Information supplied –

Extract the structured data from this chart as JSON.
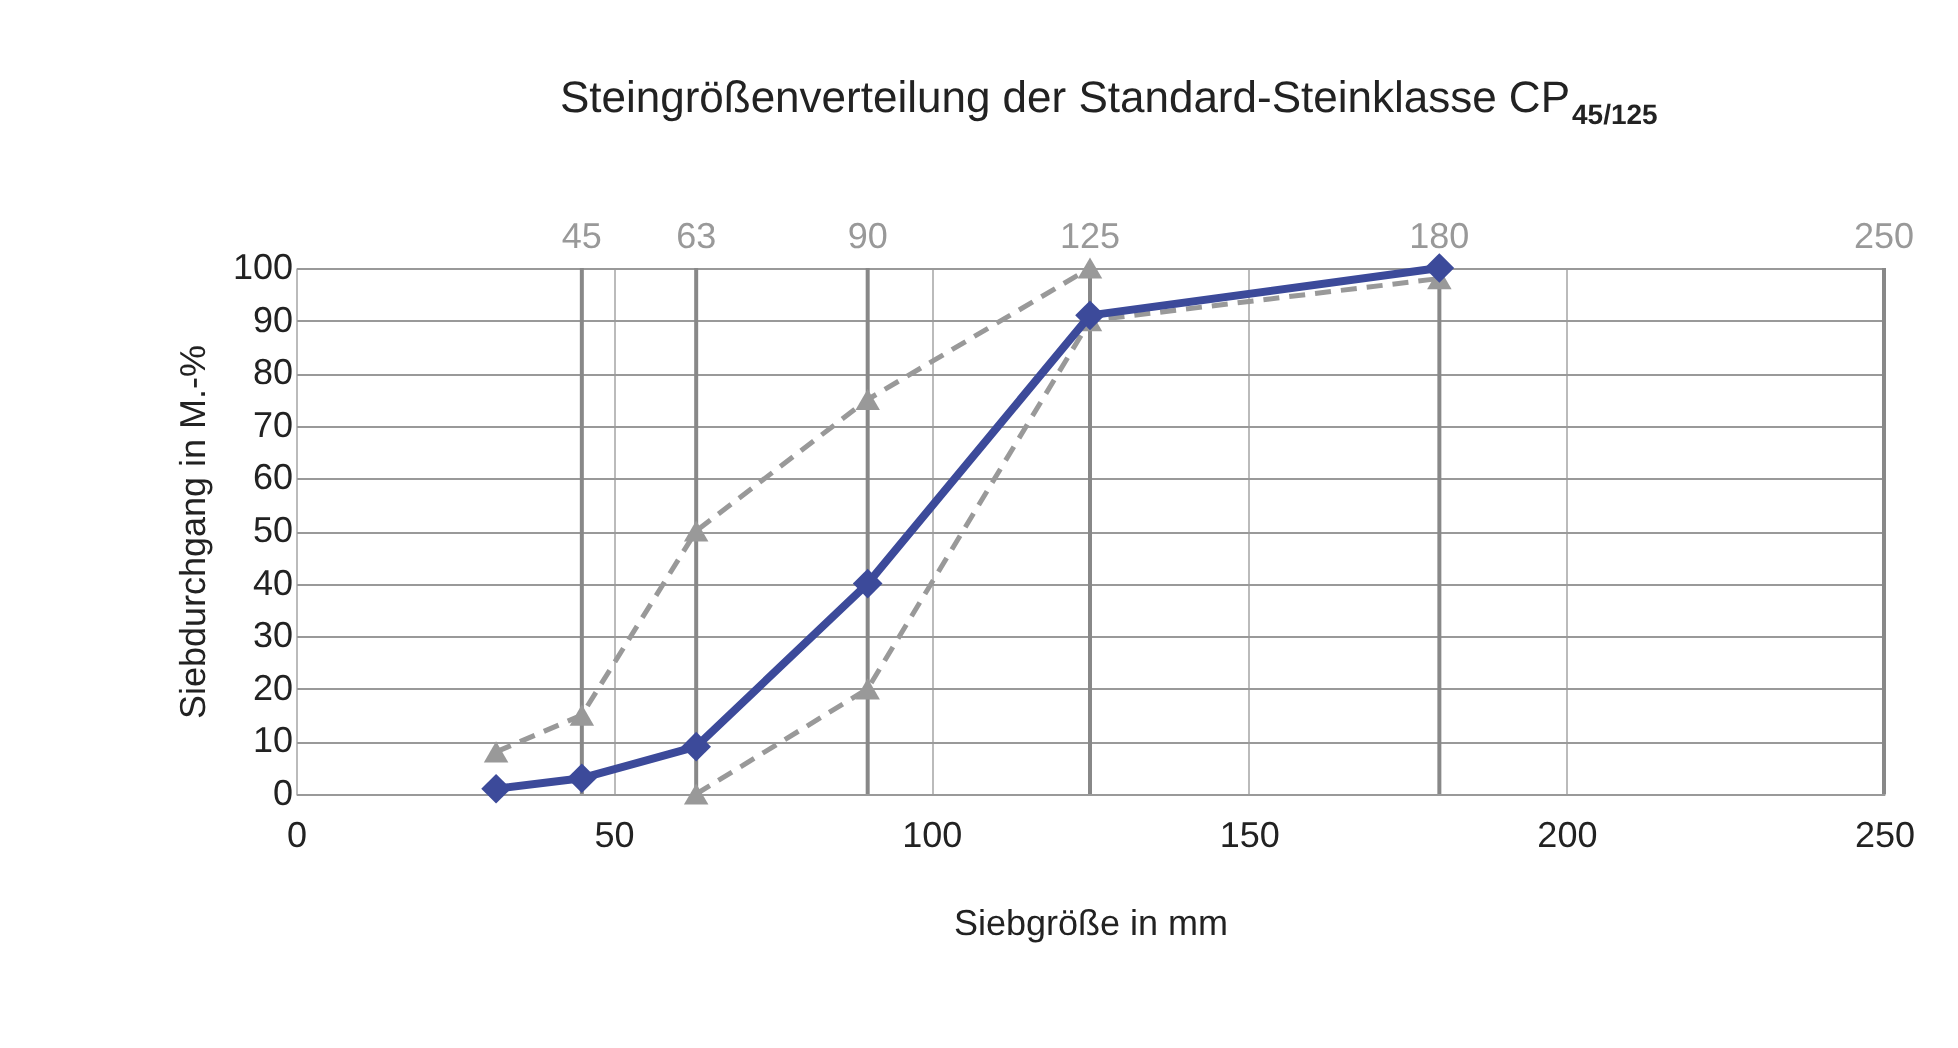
{
  "chart_data": {
    "type": "line",
    "title": "Steingrößenverteilung der Standard-Steinklasse CP$_{45/125}$",
    "xlabel": "Siebgröße in mm",
    "ylabel": "Siebdurchgang in M.-%",
    "xlim": [
      0,
      250
    ],
    "xticks": [
      0,
      50,
      100,
      150,
      200,
      250
    ],
    "ylim": [
      0,
      100
    ],
    "yticks": [
      0,
      10,
      20,
      30,
      40,
      50,
      60,
      70,
      80,
      90,
      100
    ],
    "x2lim": [
      0,
      250
    ],
    "x2ticks": [
      45,
      63,
      90,
      125,
      180,
      250
    ],
    "grid": true,
    "series": [
      {
        "color": "#999999",
        "marker": "triangle",
        "line_style": "dashed",
        "x": [
          31.5,
          45,
          63,
          90,
          125
        ],
        "values": [
          8,
          15,
          50,
          75,
          100
        ]
      },
      {
        "color": "#999999",
        "marker": "triangle",
        "line_style": "dashed",
        "x": [
          63,
          90,
          125,
          180
        ],
        "values": [
          0,
          20,
          90,
          98
        ]
      },
      {
        "color": "#3c4a9a",
        "marker": "diamond",
        "line_style": "solid",
        "x": [
          31.5,
          45,
          63,
          90,
          125,
          180
        ],
        "values": [
          1,
          3,
          9,
          40,
          91,
          100
        ]
      }
    ]
  }
}
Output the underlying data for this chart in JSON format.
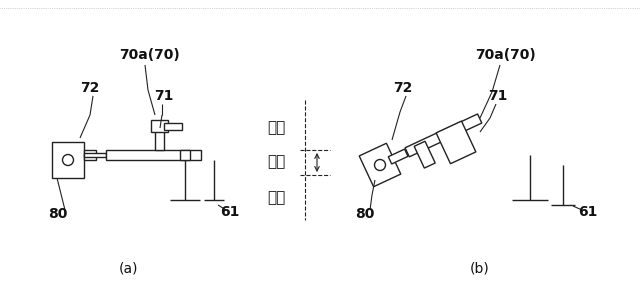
{
  "bg_color": "#ffffff",
  "line_color": "#222222",
  "text_color": "#111111",
  "label_a": "(a)",
  "label_b": "(b)",
  "label_70a_70": "70a(70)",
  "label_72": "72",
  "label_71": "71",
  "label_80": "80",
  "label_61": "61",
  "label_touko1": "透光",
  "label_shakou": "遮光",
  "label_touko2": "透光",
  "fig_width": 6.4,
  "fig_height": 2.94,
  "dpi": 100
}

Instructions to follow – Transcribe the listing in full and omit the pictures.

Final result –
Extract the structured data from this chart as JSON.
{
  "chart_data": {
    "type": "line",
    "title": "Steingrößenverteilung der Standard-Steinklasse CP$_{45/125}$",
    "xlabel": "Siebgröße in mm",
    "ylabel": "Siebdurchgang in M.-%",
    "xlim": [
      0,
      250
    ],
    "xticks": [
      0,
      50,
      100,
      150,
      200,
      250
    ],
    "ylim": [
      0,
      100
    ],
    "yticks": [
      0,
      10,
      20,
      30,
      40,
      50,
      60,
      70,
      80,
      90,
      100
    ],
    "x2lim": [
      0,
      250
    ],
    "x2ticks": [
      45,
      63,
      90,
      125,
      180,
      250
    ],
    "grid": true,
    "series": [
      {
        "color": "#999999",
        "marker": "triangle",
        "line_style": "dashed",
        "x": [
          31.5,
          45,
          63,
          90,
          125
        ],
        "values": [
          8,
          15,
          50,
          75,
          100
        ]
      },
      {
        "color": "#999999",
        "marker": "triangle",
        "line_style": "dashed",
        "x": [
          63,
          90,
          125,
          180
        ],
        "values": [
          0,
          20,
          90,
          98
        ]
      },
      {
        "color": "#3c4a9a",
        "marker": "diamond",
        "line_style": "solid",
        "x": [
          31.5,
          45,
          63,
          90,
          125,
          180
        ],
        "values": [
          1,
          3,
          9,
          40,
          91,
          100
        ]
      }
    ]
  }
}
Output the underlying data for this chart in JSON format.
{
  "bg_color": "#ffffff",
  "line_color": "#222222",
  "text_color": "#111111",
  "label_a": "(a)",
  "label_b": "(b)",
  "label_70a_70": "70a(70)",
  "label_72": "72",
  "label_71": "71",
  "label_80": "80",
  "label_61": "61",
  "label_touko1": "透光",
  "label_shakou": "遮光",
  "label_touko2": "透光",
  "fig_width": 6.4,
  "fig_height": 2.94,
  "dpi": 100
}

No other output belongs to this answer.